Direction
Below is a block of data; give all of it again word for word.

Dataset extract
>>>>>

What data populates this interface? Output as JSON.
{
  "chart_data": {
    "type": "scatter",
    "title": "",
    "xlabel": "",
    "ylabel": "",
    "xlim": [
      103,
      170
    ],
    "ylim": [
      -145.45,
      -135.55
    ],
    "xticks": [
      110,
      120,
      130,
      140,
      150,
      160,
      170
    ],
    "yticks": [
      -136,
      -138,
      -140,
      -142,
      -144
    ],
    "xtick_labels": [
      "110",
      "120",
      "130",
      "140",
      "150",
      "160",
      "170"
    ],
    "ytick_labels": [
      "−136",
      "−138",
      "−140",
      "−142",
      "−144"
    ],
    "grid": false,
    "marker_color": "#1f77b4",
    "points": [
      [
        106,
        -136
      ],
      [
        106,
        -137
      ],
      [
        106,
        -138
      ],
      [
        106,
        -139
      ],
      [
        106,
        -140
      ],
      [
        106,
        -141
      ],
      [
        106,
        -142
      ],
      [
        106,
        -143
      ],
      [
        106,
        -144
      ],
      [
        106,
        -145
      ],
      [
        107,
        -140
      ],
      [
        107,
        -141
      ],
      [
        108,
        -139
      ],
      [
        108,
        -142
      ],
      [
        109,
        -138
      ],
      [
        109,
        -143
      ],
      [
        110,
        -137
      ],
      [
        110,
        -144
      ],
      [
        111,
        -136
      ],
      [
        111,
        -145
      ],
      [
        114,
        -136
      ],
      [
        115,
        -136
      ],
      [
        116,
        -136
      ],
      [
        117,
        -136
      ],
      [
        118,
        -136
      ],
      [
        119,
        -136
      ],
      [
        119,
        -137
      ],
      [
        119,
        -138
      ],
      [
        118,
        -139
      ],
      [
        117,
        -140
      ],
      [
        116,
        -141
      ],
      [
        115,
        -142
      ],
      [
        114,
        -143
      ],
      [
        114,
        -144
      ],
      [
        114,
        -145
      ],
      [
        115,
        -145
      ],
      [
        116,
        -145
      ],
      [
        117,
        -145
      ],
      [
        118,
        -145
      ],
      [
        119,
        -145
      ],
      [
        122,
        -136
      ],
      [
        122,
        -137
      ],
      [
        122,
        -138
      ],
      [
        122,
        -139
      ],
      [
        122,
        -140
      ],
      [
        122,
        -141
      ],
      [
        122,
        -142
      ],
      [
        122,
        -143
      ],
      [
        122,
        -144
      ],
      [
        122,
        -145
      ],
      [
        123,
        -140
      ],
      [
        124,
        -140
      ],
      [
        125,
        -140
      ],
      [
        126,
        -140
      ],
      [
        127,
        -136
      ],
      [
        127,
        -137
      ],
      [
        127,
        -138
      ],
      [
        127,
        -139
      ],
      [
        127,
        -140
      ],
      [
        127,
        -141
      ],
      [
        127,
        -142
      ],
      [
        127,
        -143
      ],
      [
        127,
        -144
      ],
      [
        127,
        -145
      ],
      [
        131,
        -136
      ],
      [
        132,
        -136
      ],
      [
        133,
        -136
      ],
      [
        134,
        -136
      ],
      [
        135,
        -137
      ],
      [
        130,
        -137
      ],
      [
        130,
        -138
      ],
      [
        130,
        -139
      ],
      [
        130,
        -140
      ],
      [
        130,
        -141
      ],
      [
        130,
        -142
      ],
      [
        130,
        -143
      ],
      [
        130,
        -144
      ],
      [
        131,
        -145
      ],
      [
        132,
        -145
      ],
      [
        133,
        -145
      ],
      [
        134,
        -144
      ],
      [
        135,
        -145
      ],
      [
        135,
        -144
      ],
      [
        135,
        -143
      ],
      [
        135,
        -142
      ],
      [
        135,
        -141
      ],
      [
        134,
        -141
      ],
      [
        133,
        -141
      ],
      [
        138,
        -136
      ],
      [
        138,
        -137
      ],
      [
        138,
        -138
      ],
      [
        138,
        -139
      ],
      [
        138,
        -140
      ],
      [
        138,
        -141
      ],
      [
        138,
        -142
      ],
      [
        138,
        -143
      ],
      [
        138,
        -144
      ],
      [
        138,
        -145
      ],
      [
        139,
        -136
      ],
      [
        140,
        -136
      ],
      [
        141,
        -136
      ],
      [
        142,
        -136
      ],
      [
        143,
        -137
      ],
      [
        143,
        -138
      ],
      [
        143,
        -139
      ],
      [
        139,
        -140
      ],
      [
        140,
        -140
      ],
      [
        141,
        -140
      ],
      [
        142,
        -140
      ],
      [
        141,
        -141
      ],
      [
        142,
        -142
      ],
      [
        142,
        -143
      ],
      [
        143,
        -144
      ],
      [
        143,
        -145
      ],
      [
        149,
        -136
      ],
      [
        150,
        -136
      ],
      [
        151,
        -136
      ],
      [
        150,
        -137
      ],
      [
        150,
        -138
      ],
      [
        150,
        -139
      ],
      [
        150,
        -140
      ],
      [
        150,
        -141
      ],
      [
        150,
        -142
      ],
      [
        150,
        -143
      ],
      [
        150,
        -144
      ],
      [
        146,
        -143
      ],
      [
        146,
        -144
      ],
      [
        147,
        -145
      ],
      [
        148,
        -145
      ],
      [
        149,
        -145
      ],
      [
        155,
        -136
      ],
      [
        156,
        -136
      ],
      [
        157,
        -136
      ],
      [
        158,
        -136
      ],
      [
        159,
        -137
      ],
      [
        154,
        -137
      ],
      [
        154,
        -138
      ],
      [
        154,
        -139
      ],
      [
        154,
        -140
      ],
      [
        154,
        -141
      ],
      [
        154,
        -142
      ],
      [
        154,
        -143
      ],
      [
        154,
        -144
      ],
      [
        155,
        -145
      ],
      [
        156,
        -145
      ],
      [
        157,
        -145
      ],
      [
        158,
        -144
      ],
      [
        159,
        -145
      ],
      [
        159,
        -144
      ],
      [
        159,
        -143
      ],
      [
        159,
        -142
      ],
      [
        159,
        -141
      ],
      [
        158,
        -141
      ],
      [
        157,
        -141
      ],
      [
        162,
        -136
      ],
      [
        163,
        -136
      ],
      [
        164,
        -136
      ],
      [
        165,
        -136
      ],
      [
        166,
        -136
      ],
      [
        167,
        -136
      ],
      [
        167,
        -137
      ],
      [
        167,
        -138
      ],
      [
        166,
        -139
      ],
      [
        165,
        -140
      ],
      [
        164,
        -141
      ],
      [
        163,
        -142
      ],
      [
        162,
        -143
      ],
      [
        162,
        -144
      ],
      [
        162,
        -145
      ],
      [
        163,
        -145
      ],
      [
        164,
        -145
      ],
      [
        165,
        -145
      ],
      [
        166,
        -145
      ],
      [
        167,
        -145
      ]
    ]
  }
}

<<<<<

Answer in full
What data populates this interface? Output as JSON.
{
  "chart_data": {
    "type": "scatter",
    "title": "",
    "xlabel": "",
    "ylabel": "",
    "xlim": [
      103,
      170
    ],
    "ylim": [
      -145.45,
      -135.55
    ],
    "xticks": [
      110,
      120,
      130,
      140,
      150,
      160,
      170
    ],
    "yticks": [
      -136,
      -138,
      -140,
      -142,
      -144
    ],
    "xtick_labels": [
      "110",
      "120",
      "130",
      "140",
      "150",
      "160",
      "170"
    ],
    "ytick_labels": [
      "−136",
      "−138",
      "−140",
      "−142",
      "−144"
    ],
    "grid": false,
    "marker_color": "#1f77b4",
    "points": [
      [
        106,
        -136
      ],
      [
        106,
        -137
      ],
      [
        106,
        -138
      ],
      [
        106,
        -139
      ],
      [
        106,
        -140
      ],
      [
        106,
        -141
      ],
      [
        106,
        -142
      ],
      [
        106,
        -143
      ],
      [
        106,
        -144
      ],
      [
        106,
        -145
      ],
      [
        107,
        -140
      ],
      [
        107,
        -141
      ],
      [
        108,
        -139
      ],
      [
        108,
        -142
      ],
      [
        109,
        -138
      ],
      [
        109,
        -143
      ],
      [
        110,
        -137
      ],
      [
        110,
        -144
      ],
      [
        111,
        -136
      ],
      [
        111,
        -145
      ],
      [
        114,
        -136
      ],
      [
        115,
        -136
      ],
      [
        116,
        -136
      ],
      [
        117,
        -136
      ],
      [
        118,
        -136
      ],
      [
        119,
        -136
      ],
      [
        119,
        -137
      ],
      [
        119,
        -138
      ],
      [
        118,
        -139
      ],
      [
        117,
        -140
      ],
      [
        116,
        -141
      ],
      [
        115,
        -142
      ],
      [
        114,
        -143
      ],
      [
        114,
        -144
      ],
      [
        114,
        -145
      ],
      [
        115,
        -145
      ],
      [
        116,
        -145
      ],
      [
        117,
        -145
      ],
      [
        118,
        -145
      ],
      [
        119,
        -145
      ],
      [
        122,
        -136
      ],
      [
        122,
        -137
      ],
      [
        122,
        -138
      ],
      [
        122,
        -139
      ],
      [
        122,
        -140
      ],
      [
        122,
        -141
      ],
      [
        122,
        -142
      ],
      [
        122,
        -143
      ],
      [
        122,
        -144
      ],
      [
        122,
        -145
      ],
      [
        123,
        -140
      ],
      [
        124,
        -140
      ],
      [
        125,
        -140
      ],
      [
        126,
        -140
      ],
      [
        127,
        -136
      ],
      [
        127,
        -137
      ],
      [
        127,
        -138
      ],
      [
        127,
        -139
      ],
      [
        127,
        -140
      ],
      [
        127,
        -141
      ],
      [
        127,
        -142
      ],
      [
        127,
        -143
      ],
      [
        127,
        -144
      ],
      [
        127,
        -145
      ],
      [
        131,
        -136
      ],
      [
        132,
        -136
      ],
      [
        133,
        -136
      ],
      [
        134,
        -136
      ],
      [
        135,
        -137
      ],
      [
        130,
        -137
      ],
      [
        130,
        -138
      ],
      [
        130,
        -139
      ],
      [
        130,
        -140
      ],
      [
        130,
        -141
      ],
      [
        130,
        -142
      ],
      [
        130,
        -143
      ],
      [
        130,
        -144
      ],
      [
        131,
        -145
      ],
      [
        132,
        -145
      ],
      [
        133,
        -145
      ],
      [
        134,
        -144
      ],
      [
        135,
        -145
      ],
      [
        135,
        -144
      ],
      [
        135,
        -143
      ],
      [
        135,
        -142
      ],
      [
        135,
        -141
      ],
      [
        134,
        -141
      ],
      [
        133,
        -141
      ],
      [
        138,
        -136
      ],
      [
        138,
        -137
      ],
      [
        138,
        -138
      ],
      [
        138,
        -139
      ],
      [
        138,
        -140
      ],
      [
        138,
        -141
      ],
      [
        138,
        -142
      ],
      [
        138,
        -143
      ],
      [
        138,
        -144
      ],
      [
        138,
        -145
      ],
      [
        139,
        -136
      ],
      [
        140,
        -136
      ],
      [
        141,
        -136
      ],
      [
        142,
        -136
      ],
      [
        143,
        -137
      ],
      [
        143,
        -138
      ],
      [
        143,
        -139
      ],
      [
        139,
        -140
      ],
      [
        140,
        -140
      ],
      [
        141,
        -140
      ],
      [
        142,
        -140
      ],
      [
        141,
        -141
      ],
      [
        142,
        -142
      ],
      [
        142,
        -143
      ],
      [
        143,
        -144
      ],
      [
        143,
        -145
      ],
      [
        149,
        -136
      ],
      [
        150,
        -136
      ],
      [
        151,
        -136
      ],
      [
        150,
        -137
      ],
      [
        150,
        -138
      ],
      [
        150,
        -139
      ],
      [
        150,
        -140
      ],
      [
        150,
        -141
      ],
      [
        150,
        -142
      ],
      [
        150,
        -143
      ],
      [
        150,
        -144
      ],
      [
        146,
        -143
      ],
      [
        146,
        -144
      ],
      [
        147,
        -145
      ],
      [
        148,
        -145
      ],
      [
        149,
        -145
      ],
      [
        155,
        -136
      ],
      [
        156,
        -136
      ],
      [
        157,
        -136
      ],
      [
        158,
        -136
      ],
      [
        159,
        -137
      ],
      [
        154,
        -137
      ],
      [
        154,
        -138
      ],
      [
        154,
        -139
      ],
      [
        154,
        -140
      ],
      [
        154,
        -141
      ],
      [
        154,
        -142
      ],
      [
        154,
        -143
      ],
      [
        154,
        -144
      ],
      [
        155,
        -145
      ],
      [
        156,
        -145
      ],
      [
        157,
        -145
      ],
      [
        158,
        -144
      ],
      [
        159,
        -145
      ],
      [
        159,
        -144
      ],
      [
        159,
        -143
      ],
      [
        159,
        -142
      ],
      [
        159,
        -141
      ],
      [
        158,
        -141
      ],
      [
        157,
        -141
      ],
      [
        162,
        -136
      ],
      [
        163,
        -136
      ],
      [
        164,
        -136
      ],
      [
        165,
        -136
      ],
      [
        166,
        -136
      ],
      [
        167,
        -136
      ],
      [
        167,
        -137
      ],
      [
        167,
        -138
      ],
      [
        166,
        -139
      ],
      [
        165,
        -140
      ],
      [
        164,
        -141
      ],
      [
        163,
        -142
      ],
      [
        162,
        -143
      ],
      [
        162,
        -144
      ],
      [
        162,
        -145
      ],
      [
        163,
        -145
      ],
      [
        164,
        -145
      ],
      [
        165,
        -145
      ],
      [
        166,
        -145
      ],
      [
        167,
        -145
      ]
    ]
  }
}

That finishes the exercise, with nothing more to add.